____ Dataset excerpts

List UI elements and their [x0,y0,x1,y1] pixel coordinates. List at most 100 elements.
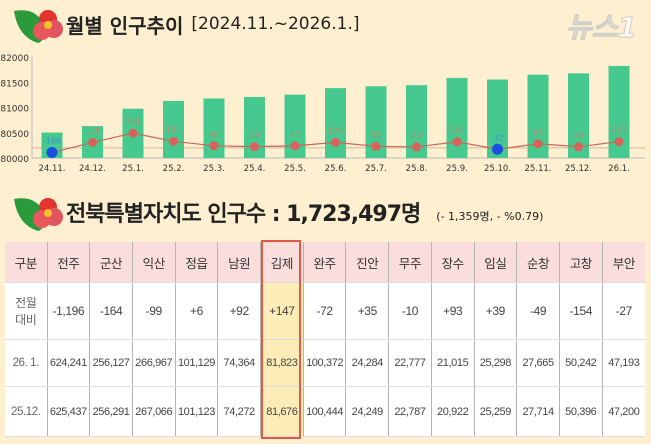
table-cell: 74,364 [217,339,261,387]
section-title: 월별 인구추이 [66,13,184,38]
table-cell: 100,372 [302,339,346,387]
bar [608,65,630,158]
row-label: 25.12. [5,386,47,437]
column-header: 구분 [5,242,47,283]
x-tick-label: 25.12. [565,164,592,174]
change-point [574,142,583,152]
change-data-label: 143 [449,126,464,135]
change-data-label: 49 [209,130,219,139]
column-header: 무주 [388,242,432,283]
x-tick-label: 25.4. [244,164,266,174]
x-tick-label: 25.2. [163,164,185,174]
table-cell: 256,127 [89,339,133,387]
table-cell: +147 [260,282,304,340]
change-data-label: 23 [411,131,421,140]
table-row: 26. 1. 624,241 256,127 266,967 101,129 74,364… [5,339,645,387]
camellia-logo-icon [10,191,64,233]
column-header: 장수 [430,242,475,283]
x-tick-label: 25.10. [484,164,511,174]
table-header-row: 구분 전주 군산 익산 정읍 남원 김제 완주 진안 무주 장수 임실 순창 고창 부안 [5,242,645,283]
x-tick-label: 25.11. [524,164,551,174]
x-tick-label: 25.6. [325,164,347,174]
date-range: [2024.11.~2026.1.] [191,14,360,34]
population-table: 구분 전주 군산 익산 정읍 남원 김제 완주 진안 무주 장수 임실 순창 고창 부안 전월 대비 -1,19… [5,242,645,437]
table-cell: 266,967 [131,339,176,387]
change-point [290,141,300,151]
table-cell: -27 [601,282,645,340]
change-point [169,136,178,146]
table-cell: 81,676 [260,386,304,437]
change-data-label: -32 [491,133,504,142]
x-tick-label: 24.12. [79,164,106,174]
column-header: 임실 [473,242,517,283]
table-cell: 624,241 [46,339,90,387]
change-data-label: 26 [573,131,583,140]
table-row: 전월 대비 -1,196 -164 -99 +6 +92 +147 -72 +35 -10 +93 +3… [5,282,645,340]
change-data-label: 29 [249,131,259,140]
column-header: 전주 [46,242,90,283]
table-cell: 50,396 [558,386,603,437]
change-point [128,128,138,138]
table-cell: 74,272 [217,386,261,437]
column-header: 익산 [131,242,176,283]
change-data-label: 129 [328,126,343,135]
population-change: (- 1,359명, - %0.79) [436,210,544,223]
change-point [46,147,58,159]
change-point [88,137,97,147]
province-population-title: 전북특별자치도 인구수 : 1,723,497명 (- 1,359명, - %0… [10,188,543,236]
change-point [452,137,462,147]
table-cell: 101,123 [174,386,218,437]
population-chart: 80000 80500 81000 81500 82000 24.11. 24.12. 25.… [0,54,645,174]
table-cell: +35 [345,282,389,340]
table-row: 25.12. 625,437 256,291 267,066 101,123 74,272… [5,386,645,437]
table-cell: 101,129 [174,339,218,387]
monthly-trend-title: 월별 인구추이 [2024.11.~2026.1.] [10,3,359,45]
change-data-label: 47 [290,130,300,139]
table-cell: 267,066 [131,386,176,437]
bar [365,86,387,158]
column-header: 완주 [302,242,346,283]
table-cell: -10 [388,282,432,340]
table-cell: 81,823 [260,339,304,387]
table-cell: -49 [516,282,560,340]
camellia-logo-icon [10,3,64,45]
table-cell: -154 [558,282,603,340]
table-cell: +92 [217,282,261,340]
table-cell: +93 [430,282,475,340]
table-cell: -99 [131,282,176,340]
x-tick-label: 24.11. [38,164,65,174]
change-data-label: 344 [125,117,140,126]
table-cell: 27,714 [516,386,560,437]
bar [163,100,184,158]
table-cell: +6 [174,282,218,340]
change-data-label: -108 [43,137,61,146]
table-cell: 25,259 [473,386,517,437]
table-cell: 47,193 [601,339,645,387]
bar [203,98,225,158]
table-cell: +39 [473,282,517,340]
bar [568,73,589,158]
change-point [331,137,340,147]
bar [284,94,306,158]
table-cell: 50,242 [558,339,603,387]
row-label: 전월 대비 [5,282,47,340]
table-cell: 47,200 [601,386,645,437]
table-cell: 256,291 [89,386,133,437]
column-header: 순창 [516,242,560,283]
column-header: 부안 [601,242,645,283]
change-point [533,139,543,149]
change-data-label: 36 [371,130,381,139]
column-header: 진안 [345,242,389,283]
table-cell: 20,922 [430,386,475,437]
table-cell: 24,284 [345,339,389,387]
table-cell: 22,777 [388,339,432,387]
table-cell: 25,298 [473,339,517,387]
change-data-label: 96 [533,128,543,137]
x-tick-label: 25.9. [446,164,468,174]
column-header: 군산 [89,242,133,283]
x-tick-label: 25.1. [122,164,144,174]
change-data-label: 147 [611,126,626,135]
table-cell: 100,444 [302,386,346,437]
bar [487,79,508,158]
change-point [209,141,219,151]
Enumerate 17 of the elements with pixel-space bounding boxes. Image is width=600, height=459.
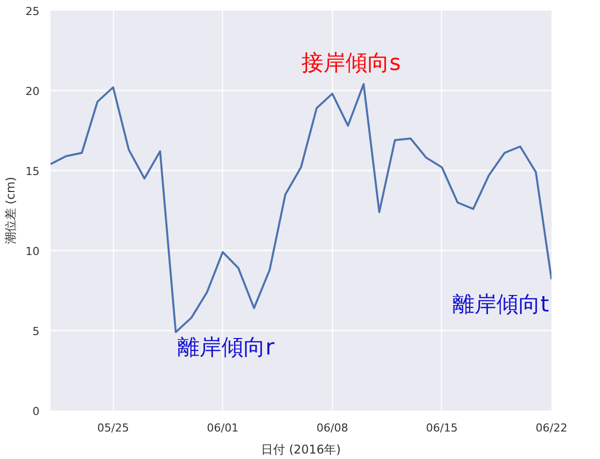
annotation: 接岸傾向s (301, 50, 401, 76)
y-axis-title: 潮位差 (cm) (4, 176, 18, 244)
annotation: 離岸傾向t (452, 292, 550, 318)
y-tick-label: 0 (32, 405, 40, 418)
x-tick-label: 05/25 (97, 422, 129, 434)
annotation: 離岸傾向r (177, 336, 276, 361)
y-tick-label: 25 (26, 5, 40, 18)
y-tick-label: 15 (26, 165, 40, 178)
x-axis-title: 日付 (2016年) (261, 442, 341, 456)
y-tick-label: 5 (32, 325, 40, 338)
x-tick-label: 06/08 (316, 422, 348, 434)
x-tick-label: 06/01 (206, 422, 239, 434)
x-tick-label: 06/22 (536, 422, 568, 434)
y-tick-label: 20 (26, 85, 40, 98)
x-tick-label: 06/15 (426, 422, 458, 434)
line-series (50, 83, 552, 334)
y-tick-label: 10 (26, 245, 40, 258)
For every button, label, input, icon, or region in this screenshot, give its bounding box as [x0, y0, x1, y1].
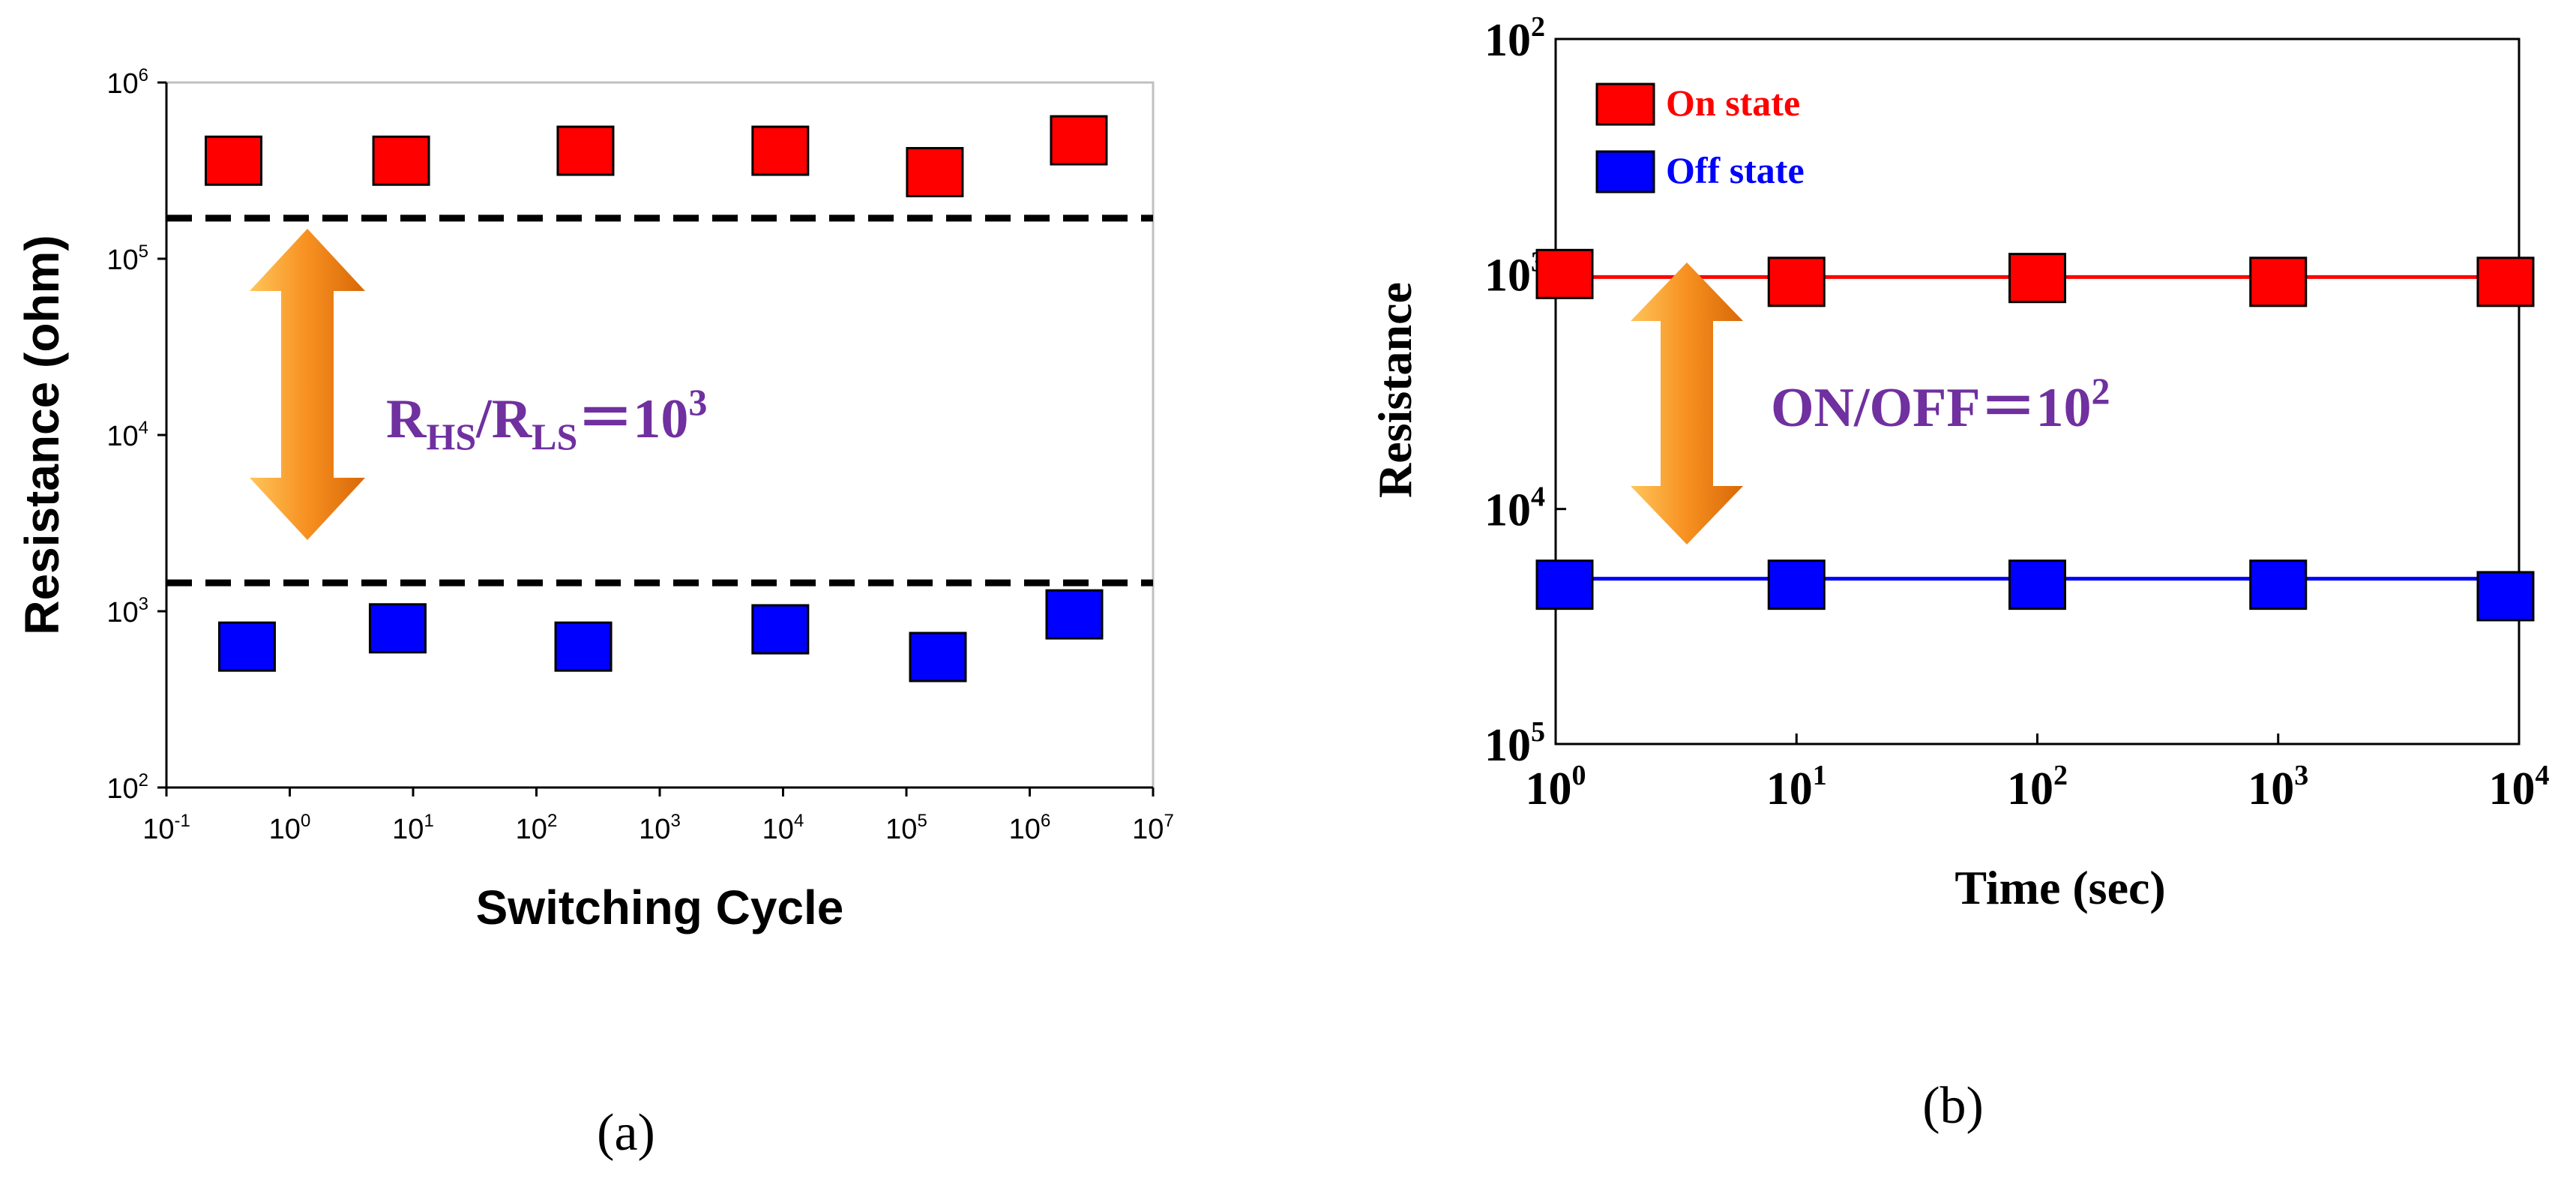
chart-b-x-tick-label: 102	[2007, 760, 2068, 814]
chart-a-point-high	[1050, 115, 1108, 166]
chart-a-x-tick-label: 10-1	[142, 811, 190, 845]
chart-b-x-tick-label: 104	[2489, 760, 2550, 814]
chart-a-ratio-sub1: HS	[426, 416, 476, 458]
chart-a-x-tick-label: 102	[516, 811, 558, 845]
chart-b-point-on	[2476, 256, 2535, 308]
chart-b-y-label: Resistance	[1368, 282, 1421, 498]
chart-a-point-high	[556, 125, 615, 176]
chart-a-y-tick-label: 103	[106, 594, 148, 628]
chart-a-y-tick-label: 102	[106, 770, 148, 805]
chart-b-x-tick-label: 100	[1526, 760, 1586, 814]
chart-b-point-on	[1535, 248, 1594, 299]
chart-b: 100101102103104102103104105 ON/OFF＝102 O…	[1368, 11, 2550, 1135]
chart-b-panel-label: (b)	[1922, 1077, 1984, 1135]
chart-a-ratio-annotation: RHS/RLS＝103	[386, 381, 707, 458]
chart-a-y-tick-label: 106	[106, 65, 148, 100]
chart-a-point-low	[751, 604, 810, 655]
chart-a-y-tick-label: 105	[106, 242, 148, 276]
legend-label-off: Off state	[1666, 149, 1805, 191]
chart-a-x-tick-label: 107	[1132, 811, 1174, 845]
chart-b-point-on	[2249, 256, 2308, 308]
chart-b-ratio-text: ON/OFF＝10	[1771, 377, 2092, 439]
chart-a-x-tick-label: 106	[1009, 811, 1051, 845]
chart-a-panel-label: (a)	[597, 1104, 655, 1162]
chart-b-y-tick-label: 104	[1484, 482, 1545, 536]
chart-a-x-label: Switching Cycle	[476, 880, 844, 934]
chart-a-point-high	[204, 135, 262, 186]
chart-a-x-tick-label: 101	[392, 811, 434, 845]
legend-label-on: On state	[1666, 82, 1800, 124]
chart-a-ratio-base: R	[386, 388, 427, 450]
chart-a-x-tick-label: 104	[762, 811, 804, 845]
chart-a-point-high	[906, 147, 964, 198]
chart-a-point-low	[368, 603, 427, 654]
chart-a-point-high	[372, 135, 430, 186]
chart-b-x-label: Time (sec)	[1954, 861, 2165, 914]
chart-b-point-off	[2249, 560, 2308, 610]
chart-a: 10-1 100 101 102 103 104 105 106 107 102 103 104 105…	[15, 65, 1174, 1162]
chart-a-point-low	[1045, 589, 1104, 640]
chart-a-ratio-slash: /	[475, 388, 493, 450]
chart-b-point-on	[2008, 253, 2066, 304]
chart-a-ratio-sub2: LS	[532, 416, 577, 458]
chart-b-ratio-arrow	[1631, 262, 1743, 544]
chart-a-x-tick-label: 103	[639, 811, 681, 845]
legend-swatch-on	[1595, 82, 1655, 126]
chart-a-ratio-arrow	[250, 229, 365, 540]
chart-b-y-tick-label: 102	[1484, 11, 1545, 66]
chart-a-y-label: Resistance (ohm)	[15, 235, 69, 634]
chart-a-ratio-exp: 3	[688, 381, 707, 423]
chart-b-point-off	[1767, 560, 1826, 610]
chart-b-ratio-exp: 2	[2092, 370, 2110, 412]
chart-b-y-tick-label: 105	[1484, 716, 1545, 771]
chart-b-x-tick-label: 103	[2248, 760, 2308, 814]
chart-b-point-off	[1535, 560, 1594, 610]
chart-a-x-tick-label: 100	[269, 811, 311, 845]
chart-a-x-tick-label: 105	[885, 811, 927, 845]
legend-swatch-off	[1595, 150, 1655, 194]
chart-a-y-tick-label: 104	[106, 418, 148, 452]
chart-b-point-off	[2008, 560, 2066, 610]
chart-a-point-high	[751, 125, 810, 176]
chart-a-point-low	[909, 632, 967, 682]
chart-a-ratio-eq: ＝10	[577, 388, 688, 450]
chart-a-ratio-base2: R	[492, 388, 533, 450]
chart-b-point-off	[2476, 571, 2535, 622]
chart-b-legend: On state Off state	[1595, 82, 1805, 194]
chart-b-ratio-annotation: ON/OFF＝102	[1771, 370, 2110, 439]
chart-b-x-tick-label: 101	[1766, 760, 1827, 814]
chart-b-plot-area	[1554, 38, 2521, 746]
chart-b-point-on	[1767, 256, 1826, 308]
chart-a-point-low	[217, 621, 276, 672]
chart-a-point-low	[554, 621, 613, 672]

________

* [Prompt] Please rewrite the items between the lines holding "760, 2068, 814]" and "604, 810, 655]", inclusive, replacing "Resistance" with "Impedance" and leaving everything else unchanged.

* [Result of this task]
chart-b-x-tick-label: 102	[2007, 760, 2068, 814]
chart-a-point-high	[1050, 115, 1108, 166]
chart-a-x-tick-label: 10-1	[142, 811, 190, 845]
chart-b-x-tick-label: 104	[2489, 760, 2550, 814]
chart-a-ratio-sub1: HS	[426, 416, 476, 458]
chart-a-x-tick-label: 102	[516, 811, 558, 845]
chart-b-point-on	[2476, 256, 2535, 308]
chart-b-y-label: Impedance	[1368, 282, 1421, 498]
chart-a-point-high	[556, 125, 615, 176]
chart-a-y-tick-label: 103	[106, 594, 148, 628]
chart-a-y-tick-label: 102	[106, 770, 148, 805]
chart-b-x-tick-label: 100	[1526, 760, 1586, 814]
chart-b-point-on	[1535, 248, 1594, 299]
chart-b: 100101102103104102103104105 ON/OFF＝102 O…	[1368, 11, 2550, 1135]
chart-b-panel-label: (b)	[1922, 1077, 1984, 1135]
chart-a-ratio-annotation: RHS/RLS＝103	[386, 381, 707, 458]
chart-a-y-tick-label: 106	[106, 65, 148, 100]
chart-a-point-low	[751, 604, 810, 655]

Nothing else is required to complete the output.